### Exercise
What you return must match the records exactly, line for line.

·····

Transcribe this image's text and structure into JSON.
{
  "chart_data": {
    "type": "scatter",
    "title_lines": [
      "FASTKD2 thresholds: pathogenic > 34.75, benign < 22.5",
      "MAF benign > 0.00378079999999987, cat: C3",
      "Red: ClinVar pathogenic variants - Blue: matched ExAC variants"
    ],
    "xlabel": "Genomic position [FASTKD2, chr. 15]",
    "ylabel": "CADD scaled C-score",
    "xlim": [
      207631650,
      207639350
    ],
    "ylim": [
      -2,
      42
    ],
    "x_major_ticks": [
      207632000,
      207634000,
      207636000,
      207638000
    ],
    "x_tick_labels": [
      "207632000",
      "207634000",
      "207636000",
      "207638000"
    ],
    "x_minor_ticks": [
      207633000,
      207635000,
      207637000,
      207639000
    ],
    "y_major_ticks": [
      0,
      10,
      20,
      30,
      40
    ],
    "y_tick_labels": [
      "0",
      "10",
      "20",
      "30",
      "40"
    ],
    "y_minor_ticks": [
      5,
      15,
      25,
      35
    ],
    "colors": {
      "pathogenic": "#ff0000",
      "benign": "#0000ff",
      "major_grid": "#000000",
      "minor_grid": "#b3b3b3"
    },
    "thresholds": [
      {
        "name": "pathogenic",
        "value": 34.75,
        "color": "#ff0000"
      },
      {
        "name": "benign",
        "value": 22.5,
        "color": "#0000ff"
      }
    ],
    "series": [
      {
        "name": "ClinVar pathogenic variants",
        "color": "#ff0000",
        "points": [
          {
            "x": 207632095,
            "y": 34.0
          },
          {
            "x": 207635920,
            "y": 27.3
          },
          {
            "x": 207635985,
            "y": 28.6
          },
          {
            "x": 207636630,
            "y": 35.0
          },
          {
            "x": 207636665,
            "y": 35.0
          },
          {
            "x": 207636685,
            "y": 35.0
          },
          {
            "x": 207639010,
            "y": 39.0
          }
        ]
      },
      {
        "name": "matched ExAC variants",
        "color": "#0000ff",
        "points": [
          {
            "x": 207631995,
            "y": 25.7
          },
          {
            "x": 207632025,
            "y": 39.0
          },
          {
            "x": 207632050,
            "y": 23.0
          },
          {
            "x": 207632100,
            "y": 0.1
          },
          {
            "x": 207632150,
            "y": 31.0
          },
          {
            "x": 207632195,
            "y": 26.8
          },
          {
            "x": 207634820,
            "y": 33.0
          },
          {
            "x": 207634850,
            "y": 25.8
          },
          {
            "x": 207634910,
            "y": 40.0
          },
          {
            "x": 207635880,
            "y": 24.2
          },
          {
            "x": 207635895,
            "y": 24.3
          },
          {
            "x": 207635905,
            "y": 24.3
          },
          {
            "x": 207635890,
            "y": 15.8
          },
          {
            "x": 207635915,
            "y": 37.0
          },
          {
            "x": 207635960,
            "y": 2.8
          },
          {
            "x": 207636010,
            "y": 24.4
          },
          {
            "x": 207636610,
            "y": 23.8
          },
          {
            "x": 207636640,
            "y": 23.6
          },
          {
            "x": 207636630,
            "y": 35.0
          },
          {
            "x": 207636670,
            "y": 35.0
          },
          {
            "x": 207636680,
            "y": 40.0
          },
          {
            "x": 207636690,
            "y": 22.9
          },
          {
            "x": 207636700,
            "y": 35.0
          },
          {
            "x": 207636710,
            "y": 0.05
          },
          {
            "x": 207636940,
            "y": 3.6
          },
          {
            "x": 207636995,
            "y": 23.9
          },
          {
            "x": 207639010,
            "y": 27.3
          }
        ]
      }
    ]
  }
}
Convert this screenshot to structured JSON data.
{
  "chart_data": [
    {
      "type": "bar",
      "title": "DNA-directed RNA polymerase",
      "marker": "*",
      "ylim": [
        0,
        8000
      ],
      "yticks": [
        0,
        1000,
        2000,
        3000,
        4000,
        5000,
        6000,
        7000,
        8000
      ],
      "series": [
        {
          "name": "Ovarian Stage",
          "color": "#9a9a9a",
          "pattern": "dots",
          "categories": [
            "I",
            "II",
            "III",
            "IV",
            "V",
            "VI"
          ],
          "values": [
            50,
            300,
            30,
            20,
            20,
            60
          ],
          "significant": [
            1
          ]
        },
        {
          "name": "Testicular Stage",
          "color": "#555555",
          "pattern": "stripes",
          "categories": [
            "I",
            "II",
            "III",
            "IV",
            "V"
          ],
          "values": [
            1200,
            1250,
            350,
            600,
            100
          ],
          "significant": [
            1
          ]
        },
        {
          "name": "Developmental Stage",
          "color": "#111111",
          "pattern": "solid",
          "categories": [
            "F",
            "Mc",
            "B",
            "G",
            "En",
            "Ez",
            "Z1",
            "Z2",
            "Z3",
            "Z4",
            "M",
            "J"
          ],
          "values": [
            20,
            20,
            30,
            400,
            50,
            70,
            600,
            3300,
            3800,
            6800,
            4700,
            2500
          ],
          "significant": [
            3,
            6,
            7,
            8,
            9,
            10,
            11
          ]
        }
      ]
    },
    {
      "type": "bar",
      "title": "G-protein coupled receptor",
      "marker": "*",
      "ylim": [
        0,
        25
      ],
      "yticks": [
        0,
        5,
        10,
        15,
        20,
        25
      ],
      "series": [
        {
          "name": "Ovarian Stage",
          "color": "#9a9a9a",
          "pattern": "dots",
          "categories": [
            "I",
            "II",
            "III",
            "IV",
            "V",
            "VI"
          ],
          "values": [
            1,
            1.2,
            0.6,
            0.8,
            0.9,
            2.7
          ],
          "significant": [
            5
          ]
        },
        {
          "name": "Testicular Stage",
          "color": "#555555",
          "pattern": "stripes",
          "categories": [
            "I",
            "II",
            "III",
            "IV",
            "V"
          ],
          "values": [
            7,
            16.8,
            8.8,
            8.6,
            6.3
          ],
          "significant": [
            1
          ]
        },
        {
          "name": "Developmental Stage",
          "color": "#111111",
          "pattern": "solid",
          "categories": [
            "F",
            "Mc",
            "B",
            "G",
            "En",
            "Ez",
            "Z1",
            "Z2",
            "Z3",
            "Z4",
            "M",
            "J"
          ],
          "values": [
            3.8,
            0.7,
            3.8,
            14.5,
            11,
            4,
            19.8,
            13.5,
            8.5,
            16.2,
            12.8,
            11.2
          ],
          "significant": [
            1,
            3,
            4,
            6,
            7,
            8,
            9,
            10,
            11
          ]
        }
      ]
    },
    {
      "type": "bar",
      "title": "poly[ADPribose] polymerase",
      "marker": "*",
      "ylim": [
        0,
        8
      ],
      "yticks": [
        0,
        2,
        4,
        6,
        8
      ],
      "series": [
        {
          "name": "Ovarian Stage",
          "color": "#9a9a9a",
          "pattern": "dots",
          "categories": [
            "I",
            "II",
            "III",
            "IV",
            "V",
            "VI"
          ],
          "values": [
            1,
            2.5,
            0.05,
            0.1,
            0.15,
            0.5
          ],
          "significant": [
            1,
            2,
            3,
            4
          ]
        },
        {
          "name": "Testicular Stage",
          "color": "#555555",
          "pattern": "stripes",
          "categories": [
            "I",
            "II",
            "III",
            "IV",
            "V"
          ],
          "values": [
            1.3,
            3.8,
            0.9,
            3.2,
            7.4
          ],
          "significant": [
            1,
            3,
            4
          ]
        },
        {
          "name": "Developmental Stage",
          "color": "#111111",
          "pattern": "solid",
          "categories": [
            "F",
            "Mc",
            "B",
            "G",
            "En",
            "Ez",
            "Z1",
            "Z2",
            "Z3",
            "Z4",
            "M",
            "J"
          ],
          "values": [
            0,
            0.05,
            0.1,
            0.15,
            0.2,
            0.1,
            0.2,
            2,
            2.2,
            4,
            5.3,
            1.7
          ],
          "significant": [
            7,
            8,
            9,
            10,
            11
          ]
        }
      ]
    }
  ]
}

·····

### Solution for this exercise
Transcribe this image's text and structure into JSON.
{
  "chart_data": {
    "type": "scatter",
    "title_lines": [
      "FASTKD2 thresholds: pathogenic > 34.75, benign < 22.5",
      "MAF benign > 0.00378079999999987, cat: C3",
      "Red: ClinVar pathogenic variants - Blue: matched ExAC variants"
    ],
    "xlabel": "Genomic position [FASTKD2, chr. 15]",
    "ylabel": "CADD scaled C-score",
    "xlim": [
      207631650,
      207639350
    ],
    "ylim": [
      -2,
      42
    ],
    "x_major_ticks": [
      207632000,
      207634000,
      207636000,
      207638000
    ],
    "x_tick_labels": [
      "207632000",
      "207634000",
      "207636000",
      "207638000"
    ],
    "x_minor_ticks": [
      207633000,
      207635000,
      207637000,
      207639000
    ],
    "y_major_ticks": [
      0,
      10,
      20,
      30,
      40
    ],
    "y_tick_labels": [
      "0",
      "10",
      "20",
      "30",
      "40"
    ],
    "y_minor_ticks": [
      5,
      15,
      25,
      35
    ],
    "colors": {
      "pathogenic": "#ff0000",
      "benign": "#0000ff",
      "major_grid": "#000000",
      "minor_grid": "#b3b3b3"
    },
    "thresholds": [
      {
        "name": "pathogenic",
        "value": 34.75,
        "color": "#ff0000"
      },
      {
        "name": "benign",
        "value": 22.5,
        "color": "#0000ff"
      }
    ],
    "series": [
      {
        "name": "ClinVar pathogenic variants",
        "color": "#ff0000",
        "points": [
          {
            "x": 207632095,
            "y": 34.0
          },
          {
            "x": 207635920,
            "y": 27.3
          },
          {
            "x": 207635985,
            "y": 28.6
          },
          {
            "x": 207636630,
            "y": 35.0
          },
          {
            "x": 207636665,
            "y": 35.0
          },
          {
            "x": 207636685,
            "y": 35.0
          },
          {
            "x": 207639010,
            "y": 39.0
          }
        ]
      },
      {
        "name": "matched ExAC variants",
        "color": "#0000ff",
        "points": [
          {
            "x": 207631995,
            "y": 25.7
          },
          {
            "x": 207632025,
            "y": 39.0
          },
          {
            "x": 207632050,
            "y": 23.0
          },
          {
            "x": 207632100,
            "y": 0.1
          },
          {
            "x": 207632150,
            "y": 31.0
          },
          {
            "x": 207632195,
            "y": 26.8
          },
          {
            "x": 207634820,
            "y": 33.0
          },
          {
            "x": 207634850,
            "y": 25.8
          },
          {
            "x": 207634910,
            "y": 40.0
          },
          {
            "x": 207635880,
            "y": 24.2
          },
          {
            "x": 207635895,
            "y": 24.3
          },
          {
            "x": 207635905,
            "y": 24.3
          },
          {
            "x": 207635890,
            "y": 15.8
          },
          {
            "x": 207635915,
            "y": 37.0
          },
          {
            "x": 207635960,
            "y": 2.8
          },
          {
            "x": 207636010,
            "y": 24.4
          },
          {
            "x": 207636610,
            "y": 23.8
          },
          {
            "x": 207636640,
            "y": 23.6
          },
          {
            "x": 207636630,
            "y": 35.0
          },
          {
            "x": 207636670,
            "y": 35.0
          },
          {
            "x": 207636680,
            "y": 40.0
          },
          {
            "x": 207636690,
            "y": 22.9
          },
          {
            "x": 207636700,
            "y": 35.0
          },
          {
            "x": 207636710,
            "y": 0.05
          },
          {
            "x": 207636940,
            "y": 3.6
          },
          {
            "x": 207636995,
            "y": 23.9
          },
          {
            "x": 207639010,
            "y": 27.3
          }
        ]
      }
    ]
  }
}
Convert this screenshot to structured JSON data.
{
  "chart_data": [
    {
      "type": "bar",
      "title": "DNA-directed RNA polymerase",
      "marker": "*",
      "ylim": [
        0,
        8000
      ],
      "yticks": [
        0,
        1000,
        2000,
        3000,
        4000,
        5000,
        6000,
        7000,
        8000
      ],
      "series": [
        {
          "name": "Ovarian Stage",
          "color": "#9a9a9a",
          "pattern": "dots",
          "categories": [
            "I",
            "II",
            "III",
            "IV",
            "V",
            "VI"
          ],
          "values": [
            50,
            300,
            30,
            20,
            20,
            60
          ],
          "significant": [
            1
          ]
        },
        {
          "name": "Testicular Stage",
          "color": "#555555",
          "pattern": "stripes",
          "categories": [
            "I",
            "II",
            "III",
            "IV",
            "V"
          ],
          "values": [
            1200,
            1250,
            350,
            600,
            100
          ],
          "significant": [
            1
          ]
        },
        {
          "name": "Developmental Stage",
          "color": "#111111",
          "pattern": "solid",
          "categories": [
            "F",
            "Mc",
            "B",
            "G",
            "En",
            "Ez",
            "Z1",
            "Z2",
            "Z3",
            "Z4",
            "M",
            "J"
          ],
          "values": [
            20,
            20,
            30,
            400,
            50,
            70,
            600,
            3300,
            3800,
            6800,
            4700,
            2500
          ],
          "significant": [
            3,
            6,
            7,
            8,
            9,
            10,
            11
          ]
        }
      ]
    },
    {
      "type": "bar",
      "title": "G-protein coupled receptor",
      "marker": "*",
      "ylim": [
        0,
        25
      ],
      "yticks": [
        0,
        5,
        10,
        15,
        20,
        25
      ],
      "series": [
        {
          "name": "Ovarian Stage",
          "color": "#9a9a9a",
          "pattern": "dots",
          "categories": [
            "I",
            "II",
            "III",
            "IV",
            "V",
            "VI"
          ],
          "values": [
            1,
            1.2,
            0.6,
            0.8,
            0.9,
            2.7
          ],
          "significant": [
            5
          ]
        },
        {
          "name": "Testicular Stage",
          "color": "#555555",
          "pattern": "stripes",
          "categories": [
            "I",
            "II",
            "III",
            "IV",
            "V"
          ],
          "values": [
            7,
            16.8,
            8.8,
            8.6,
            6.3
          ],
          "significant": [
            1
          ]
        },
        {
          "name": "Developmental Stage",
          "color": "#111111",
          "pattern": "solid",
          "categories": [
            "F",
            "Mc",
            "B",
            "G",
            "En",
            "Ez",
            "Z1",
            "Z2",
            "Z3",
            "Z4",
            "M",
            "J"
          ],
          "values": [
            3.8,
            0.7,
            3.8,
            14.5,
            11,
            4,
            19.8,
            13.5,
            8.5,
            16.2,
            12.8,
            11.2
          ],
          "significant": [
            1,
            3,
            4,
            6,
            7,
            8,
            9,
            10,
            11
          ]
        }
      ]
    },
    {
      "type": "bar",
      "title": "poly[ADPribose] polymerase",
      "marker": "*",
      "ylim": [
        0,
        8
      ],
      "yticks": [
        0,
        2,
        4,
        6,
        8
      ],
      "series": [
        {
          "name": "Ovarian Stage",
          "color": "#9a9a9a",
          "pattern": "dots",
          "categories": [
            "I",
            "II",
            "III",
            "IV",
            "V",
            "VI"
          ],
          "values": [
            1,
            2.5,
            0.05,
            0.1,
            0.15,
            0.5
          ],
          "significant": [
            1,
            2,
            3,
            4
          ]
        },
        {
          "name": "Testicular Stage",
          "color": "#555555",
          "pattern": "stripes",
          "categories": [
            "I",
            "II",
            "III",
            "IV",
            "V"
          ],
          "values": [
            1.3,
            3.8,
            0.9,
            3.2,
            7.4
          ],
          "significant": [
            1,
            3,
            4
          ]
        },
        {
          "name": "Developmental Stage",
          "color": "#111111",
          "pattern": "solid",
          "categories": [
            "F",
            "Mc",
            "B",
            "G",
            "En",
            "Ez",
            "Z1",
            "Z2",
            "Z3",
            "Z4",
            "M",
            "J"
          ],
          "values": [
            0,
            0.05,
            0.1,
            0.15,
            0.2,
            0.1,
            0.2,
            2,
            2.2,
            4,
            5.3,
            1.7
          ],
          "significant": [
            7,
            8,
            9,
            10,
            11
          ]
        }
      ]
    }
  ]
}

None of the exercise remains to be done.